DATA SHOWN ::

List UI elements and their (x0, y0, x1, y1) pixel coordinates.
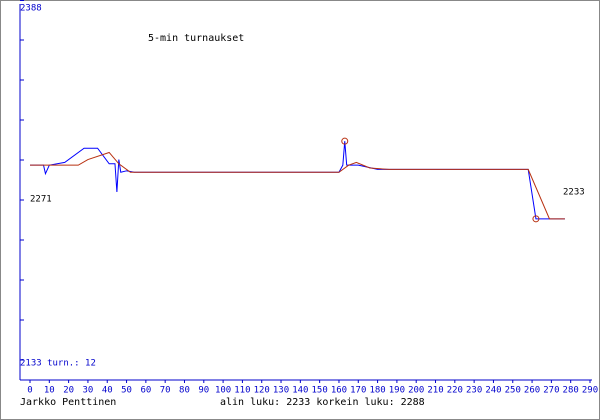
x-tick-label: 210 (427, 386, 443, 396)
x-tick-label: 90 (198, 386, 209, 396)
x-tick-label: 110 (234, 386, 250, 396)
x-tick-label: 200 (408, 386, 424, 396)
x-tick-label: 180 (369, 386, 385, 396)
extreme-marker (341, 137, 349, 145)
x-tick-label: 230 (466, 386, 482, 396)
x-tick-label: 10 (44, 386, 55, 396)
x-tick-label: 150 (312, 386, 328, 396)
author: Jarkko Penttinen (20, 397, 116, 408)
x-tick-label: 130 (273, 386, 289, 396)
series-line (30, 141, 565, 220)
x-tick-label: 20 (63, 386, 74, 396)
series-line (30, 151, 565, 220)
x-tick-label: 250 (505, 386, 521, 396)
x-tick-label: 290 (582, 386, 598, 396)
start-label: 2271 (30, 195, 52, 205)
x-tick-label: 30 (83, 386, 94, 396)
y-tick-label: 2388 (20, 4, 42, 14)
x-tick-label: 190 (389, 386, 405, 396)
x-tick-label: 0 (27, 386, 32, 396)
footer: alin luku: 2233 korkein luku: 2288 (220, 397, 425, 408)
x-tick-label: 220 (447, 386, 463, 396)
x-tick-label: 80 (179, 386, 190, 396)
x-tick-label: 120 (254, 386, 270, 396)
x-tick-label: 160 (331, 386, 347, 396)
x-tick-label: 260 (524, 386, 540, 396)
extreme-marker (532, 215, 540, 223)
chart-title: 5-min turnaukset (148, 33, 244, 44)
x-tick-label: 50 (121, 386, 132, 396)
bottom-label: 2133 turn.: 12 (20, 359, 96, 369)
x-tick-label: 70 (160, 386, 171, 396)
x-tick-label: 240 (485, 386, 501, 396)
x-tick-label: 170 (350, 386, 366, 396)
end-label: 2233 (563, 188, 585, 198)
x-tick-label: 100 (215, 386, 231, 396)
x-tick-label: 140 (292, 386, 308, 396)
x-tick-label: 270 (543, 386, 559, 396)
x-tick-label: 280 (563, 386, 579, 396)
x-tick-label: 60 (140, 386, 151, 396)
x-tick-label: 40 (102, 386, 113, 396)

WHAT YOU HAVE TO DO ::
Reproduce the data above with "peak-marker" substituted for every occurrence of "extreme-marker", changing nothing else. Omit the pictures.

THE ANSWER ::
List UI elements and their (x0, y0, x1, y1) pixel coordinates.
x-tick-label: 210 (427, 386, 443, 396)
x-tick-label: 90 (198, 386, 209, 396)
x-tick-label: 110 (234, 386, 250, 396)
x-tick-label: 200 (408, 386, 424, 396)
x-tick-label: 180 (369, 386, 385, 396)
peak-marker (341, 137, 349, 145)
x-tick-label: 230 (466, 386, 482, 396)
x-tick-label: 10 (44, 386, 55, 396)
x-tick-label: 150 (312, 386, 328, 396)
author: Jarkko Penttinen (20, 397, 116, 408)
x-tick-label: 130 (273, 386, 289, 396)
series-line (30, 141, 565, 220)
x-tick-label: 20 (63, 386, 74, 396)
series-line (30, 151, 565, 220)
x-tick-label: 250 (505, 386, 521, 396)
x-tick-label: 290 (582, 386, 598, 396)
start-label: 2271 (30, 195, 52, 205)
x-tick-label: 30 (83, 386, 94, 396)
y-tick-label: 2388 (20, 4, 42, 14)
x-tick-label: 190 (389, 386, 405, 396)
x-tick-label: 0 (27, 386, 32, 396)
footer: alin luku: 2233 korkein luku: 2288 (220, 397, 425, 408)
x-tick-label: 220 (447, 386, 463, 396)
x-tick-label: 80 (179, 386, 190, 396)
x-tick-label: 120 (254, 386, 270, 396)
x-tick-label: 160 (331, 386, 347, 396)
x-tick-label: 260 (524, 386, 540, 396)
peak-marker (532, 215, 540, 223)
chart-title: 5-min turnaukset (148, 33, 244, 44)
x-tick-label: 50 (121, 386, 132, 396)
bottom-label: 2133 turn.: 12 (20, 359, 96, 369)
x-tick-label: 70 (160, 386, 171, 396)
x-tick-label: 240 (485, 386, 501, 396)
x-tick-label: 170 (350, 386, 366, 396)
end-label: 2233 (563, 188, 585, 198)
x-tick-label: 100 (215, 386, 231, 396)
x-tick-label: 140 (292, 386, 308, 396)
x-tick-label: 270 (543, 386, 559, 396)
x-tick-label: 280 (563, 386, 579, 396)
x-tick-label: 60 (140, 386, 151, 396)
x-tick-label: 40 (102, 386, 113, 396)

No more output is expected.